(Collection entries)
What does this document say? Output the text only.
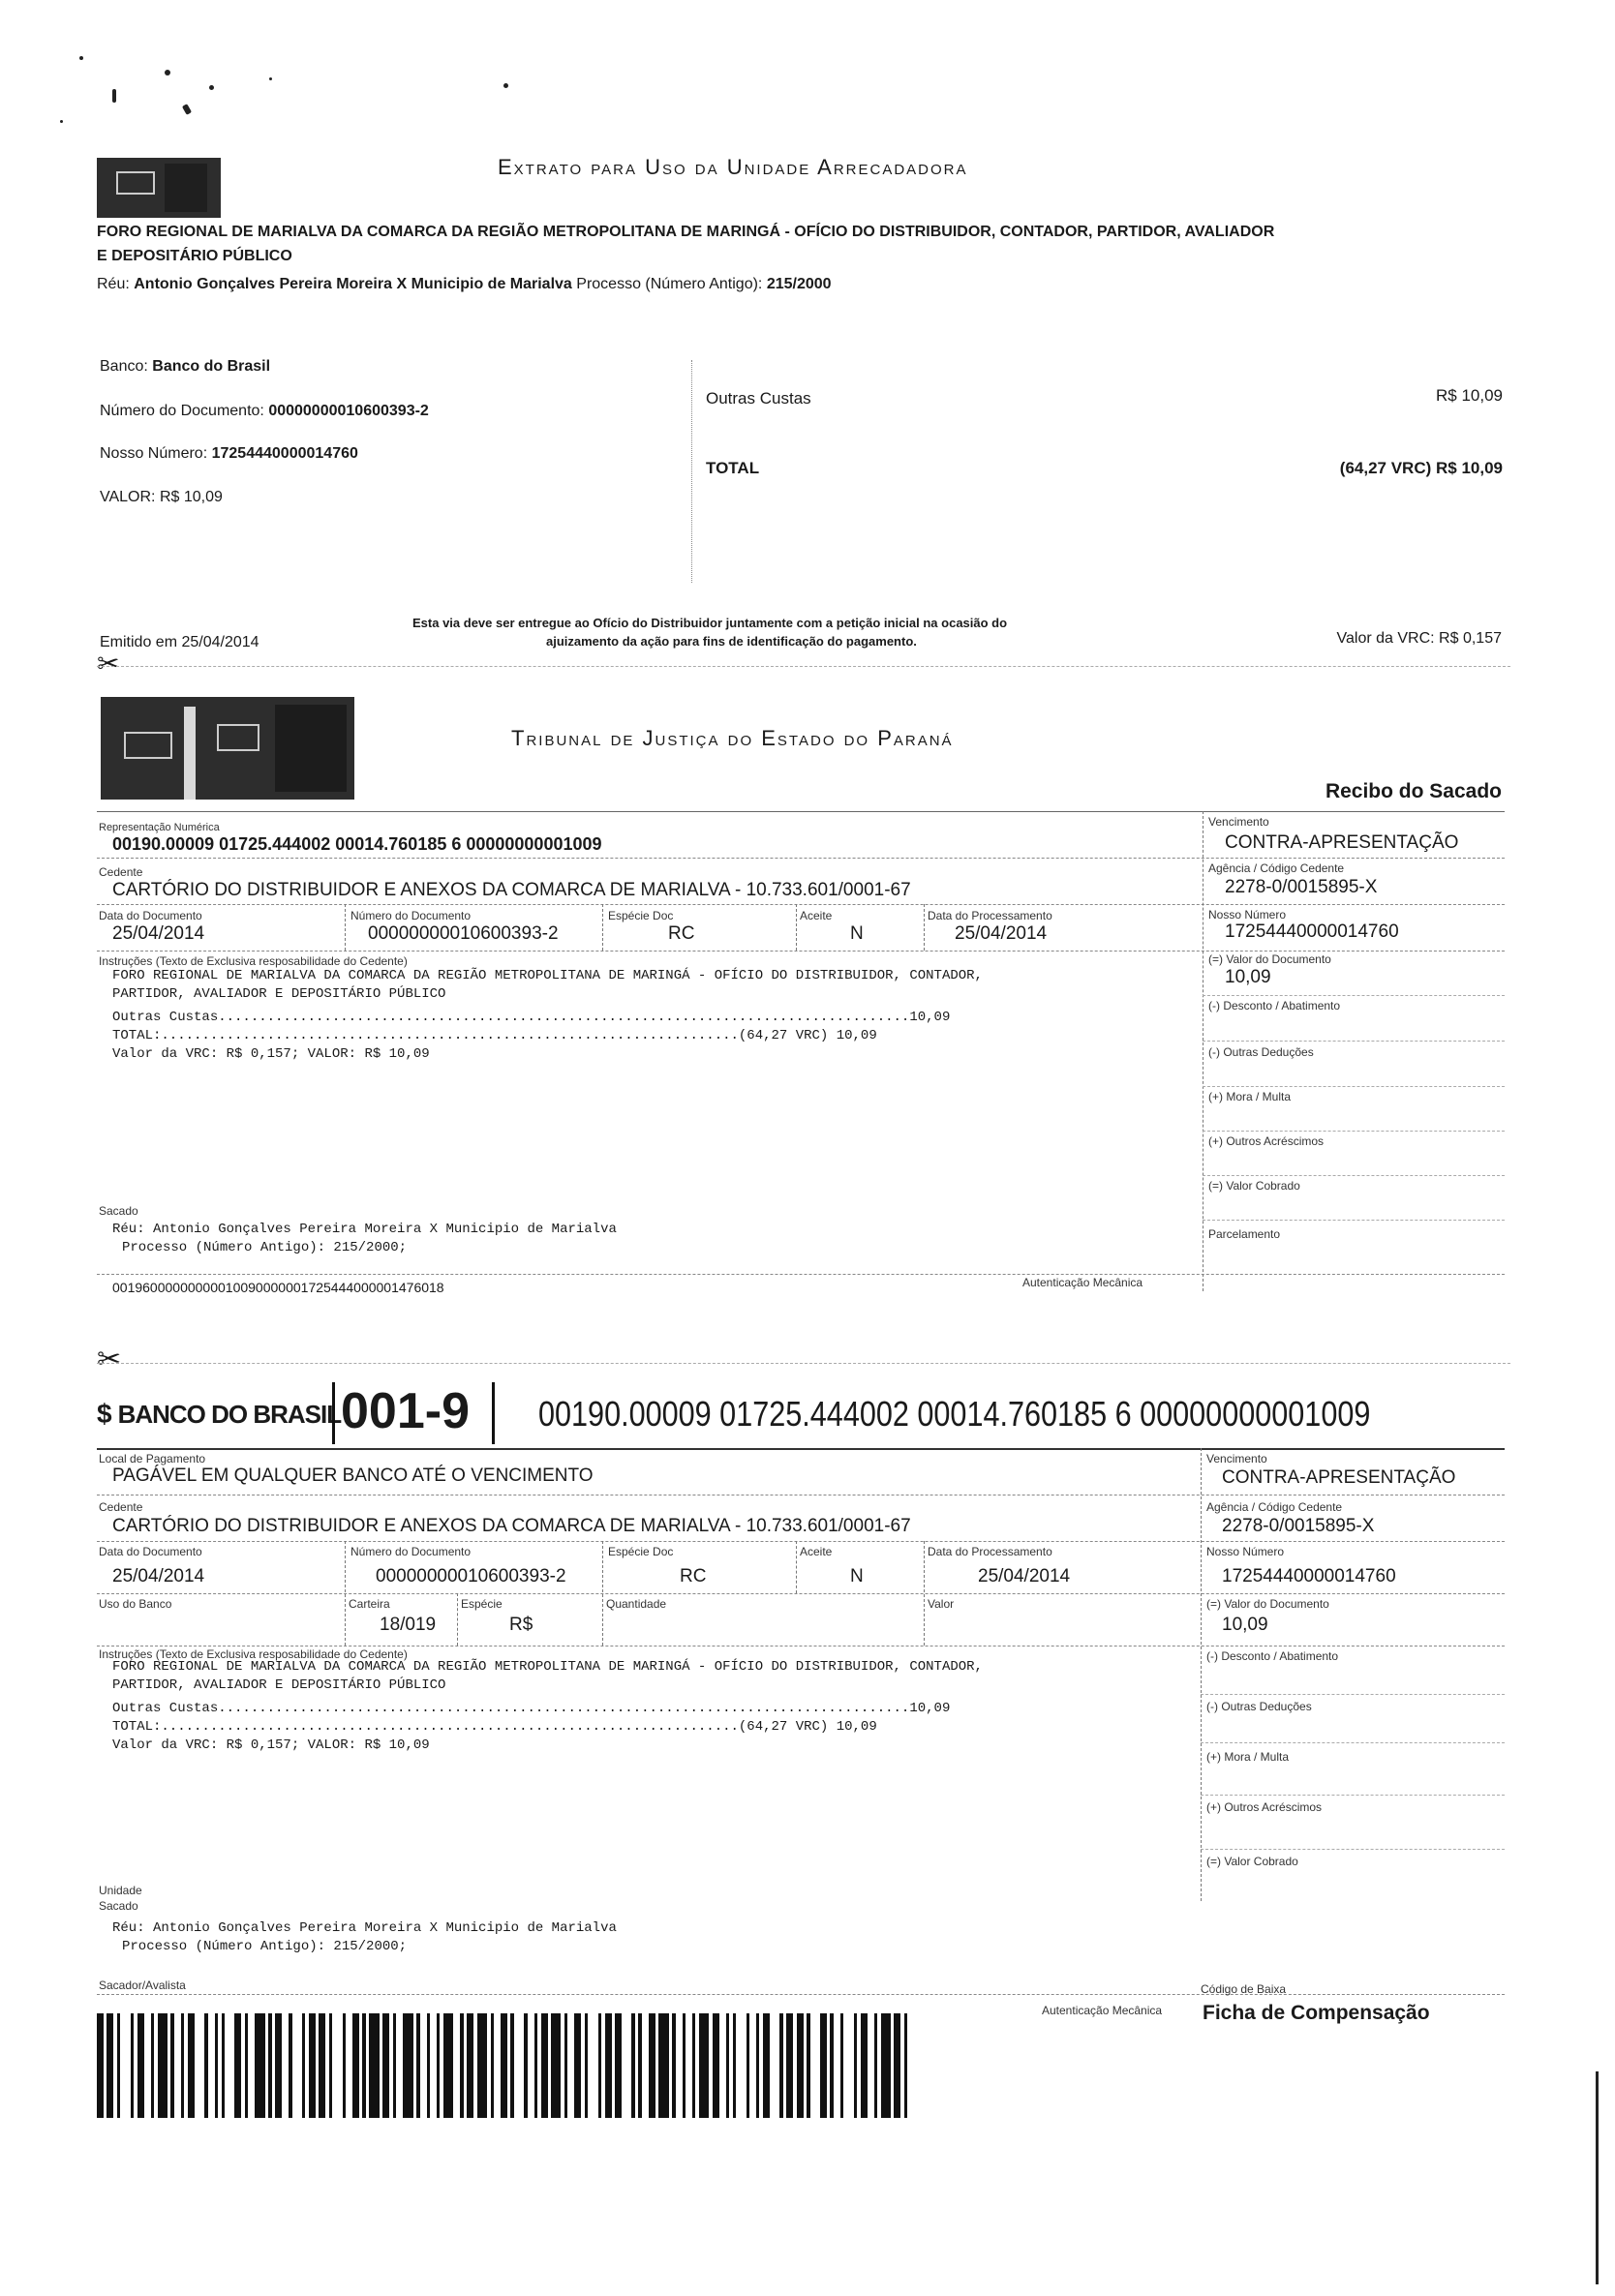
Extrato para Uso da Unidade Arrecadadora
FORO REGIONAL DE MARIALVA DA COMARCA DA REGIÃO METROPOLITANA DE MARINGÁ - OFÍCIO DO DISTRIBUIDOR, CONTADOR, PARTIDOR, AVALIADOR
E DEPOSITÁRIO PÚBLICO
Réu: Antonio Gonçalves Pereira Moreira X Municipio de Marialva Processo (Número Antigo): 215/2000
Banco: Banco do Brasil
Número do Documento: 00000000010600393-2
Nosso Número: 17254440000014760
VALOR: R$ 10,09
Outras Custas	R$ 10,09
TOTAL	(64,27 VRC) R$ 10,09
Emitido em 25/04/2014
Esta via deve ser entregue ao Ofício do Distribuidor juntamente com a petição inicial na ocasião do
ajuizamento da ação para fins de identificação do pagamento.	Valor da VRC: R$ 0,157
✂
Tribunal de Justiça do Estado do Paraná
Recibo do Sacado
Representação Numérica
00190.00009 01725.444002 00014.760185 6 00000000001009
Vencimento
CONTRA-APRESENTAÇÃO
Cedente
CARTÓRIO DO DISTRIBUIDOR E ANEXOS DA COMARCA DE MARIALVA - 10.733.601/0001-67
Agência / Código Cedente
2278-0/0015895-X
Data do Documento
25/04/2014
Número do Documento
00000000010600393-2
Espécie Doc
RC
Aceite
N
Data do Processamento
25/04/2014
Nosso Número
17254440000014760
Instruções (Texto de Exclusiva resposabilidade do Cedente)
FORO REGIONAL DE MARIALVA DA COMARCA DA REGIÃO METROPOLITANA DE MARINGÁ - OFÍCIO DO DISTRIBUIDOR, CONTADOR,
PARTIDOR, AVALIADOR E DEPOSITÁRIO PÚBLICO
Outras Custas.....................................................................................10,09
TOTAL:.......................................................................(64,27 VRC) 10,09
Valor da VRC: R$ 0,157; VALOR: R$ 10,09
(=) Valor do Documento
10,09
(-) Desconto / Abatimento
(-) Outras Deduções
(+) Mora / Multa
(+) Outros Acréscimos
(=) Valor Cobrado
Parcelamento
Sacado
Réu: Antonio Gonçalves Pereira Moreira X Municipio de Marialva
Processo (Número Antigo): 215/2000;
00196000000000010090000001725444000001476018	Autenticação Mecânica
✂
$ BANCO DO BRASIL 001-9 00190.00009 01725.444002 00014.760185 6 00000000001009
Local de Pagamento
PAGÁVEL EM QUALQUER BANCO ATÉ O VENCIMENTO
Vencimento
CONTRA-APRESENTAÇÃO
Cedente
CARTÓRIO DO DISTRIBUIDOR E ANEXOS DA COMARCA DE MARIALVA - 10.733.601/0001-67
Agência / Código Cedente
2278-0/0015895-X
Data do Documento
25/04/2014
Número do Documento
00000000010600393-2
Espécie Doc
RC
Aceite
N
Data do Processamento
25/04/2014
Nosso Número
17254440000014760
Uso do Banco	Carteira
18/019
Espécie
R$
Quantidade	Valor	(=) Valor do Documento
10,09
Instruções (Texto de Exclusiva resposabilidade do Cedente)
FORO REGIONAL DE MARIALVA DA COMARCA DA REGIÃO METROPOLITANA DE MARINGÁ - OFÍCIO DO DISTRIBUIDOR, CONTADOR,
PARTIDOR, AVALIADOR E DEPOSITÁRIO PÚBLICO
Outras Custas.....................................................................................10,09
TOTAL:.......................................................................(64,27 VRC) 10,09
Valor da VRC: R$ 0,157; VALOR: R$ 10,09
(-) Desconto / Abatimento
(-) Outras Deduções
(+) Mora / Multa
(+) Outros Acréscimos
(=) Valor Cobrado
Unidade
Sacado
Réu: Antonio Gonçalves Pereira Moreira X Municipio de Marialva
Processo (Número Antigo): 215/2000;
Sacador/Avalista	Código de Baixa
Autenticação Mecânica Ficha de Compensação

Given request :: In the copy, include all records verbatim but no images.

Written answer ::
What does this document say? Output the text only.
Extrato para Uso da Unidade Arrecadadora
FORO REGIONAL DE MARIALVA DA COMARCA DA REGIÃO METROPOLITANA DE MARINGÁ - OFÍCIO DO DISTRIBUIDOR, CONTADOR, PARTIDOR, AVALIADOR
E DEPOSITÁRIO PÚBLICO
Réu: Antonio Gonçalves Pereira Moreira X Municipio de Marialva Processo (Número Antigo): 215/2000
Banco: Banco do Brasil
Número do Documento: 00000000010600393-2
Nosso Número: 17254440000014760
VALOR: R$ 10,09
Outras Custas	R$ 10,09
TOTAL	(64,27 VRC) R$ 10,09
Emitido em 25/04/2014
Esta via deve ser entregue ao Ofício do Distribuidor juntamente com a petição inicial na ocasião do
ajuizamento da ação para fins de identificação do pagamento.	Valor da VRC: R$ 0,157
✂
Tribunal de Justiça do Estado do Paraná
Recibo do Sacado
Representação Numérica
00190.00009 01725.444002 00014.760185 6 00000000001009
Vencimento
CONTRA-APRESENTAÇÃO
Cedente
CARTÓRIO DO DISTRIBUIDOR E ANEXOS DA COMARCA DE MARIALVA - 10.733.601/0001-67
Agência / Código Cedente
2278-0/0015895-X
Data do Documento
25/04/2014
Número do Documento
00000000010600393-2
Espécie Doc
RC
Aceite
N
Data do Processamento
25/04/2014
Nosso Número
17254440000014760
Instruções (Texto de Exclusiva resposabilidade do Cedente)
FORO REGIONAL DE MARIALVA DA COMARCA DA REGIÃO METROPOLITANA DE MARINGÁ - OFÍCIO DO DISTRIBUIDOR, CONTADOR,
PARTIDOR, AVALIADOR E DEPOSITÁRIO PÚBLICO
Outras Custas.....................................................................................10,09
TOTAL:.......................................................................(64,27 VRC) 10,09
Valor da VRC: R$ 0,157; VALOR: R$ 10,09
(=) Valor do Documento
10,09
(-) Desconto / Abatimento
(-) Outras Deduções
(+) Mora / Multa
(+) Outros Acréscimos
(=) Valor Cobrado
Parcelamento
Sacado
Réu: Antonio Gonçalves Pereira Moreira X Municipio de Marialva
Processo (Número Antigo): 215/2000;
00196000000000010090000001725444000001476018	Autenticação Mecânica
✂
$ BANCO DO BRASIL 001-9 00190.00009 01725.444002 00014.760185 6 00000000001009
Local de Pagamento
PAGÁVEL EM QUALQUER BANCO ATÉ O VENCIMENTO
Vencimento
CONTRA-APRESENTAÇÃO
Cedente
CARTÓRIO DO DISTRIBUIDOR E ANEXOS DA COMARCA DE MARIALVA - 10.733.601/0001-67
Agência / Código Cedente
2278-0/0015895-X
Data do Documento
25/04/2014
Número do Documento
00000000010600393-2
Espécie Doc
RC
Aceite
N
Data do Processamento
25/04/2014
Nosso Número
17254440000014760
Uso do Banco	Carteira
18/019
Espécie
R$
Quantidade	Valor	(=) Valor do Documento
10,09
Instruções (Texto de Exclusiva resposabilidade do Cedente)
FORO REGIONAL DE MARIALVA DA COMARCA DA REGIÃO METROPOLITANA DE MARINGÁ - OFÍCIO DO DISTRIBUIDOR, CONTADOR,
PARTIDOR, AVALIADOR E DEPOSITÁRIO PÚBLICO
Outras Custas.....................................................................................10,09
TOTAL:.......................................................................(64,27 VRC) 10,09
Valor da VRC: R$ 0,157; VALOR: R$ 10,09
(-) Desconto / Abatimento
(-) Outras Deduções
(+) Mora / Multa
(+) Outros Acréscimos
(=) Valor Cobrado
Unidade
Sacado
Réu: Antonio Gonçalves Pereira Moreira X Municipio de Marialva
Processo (Número Antigo): 215/2000;
Sacador/Avalista	Código de Baixa
Autenticação Mecânica Ficha de Compensação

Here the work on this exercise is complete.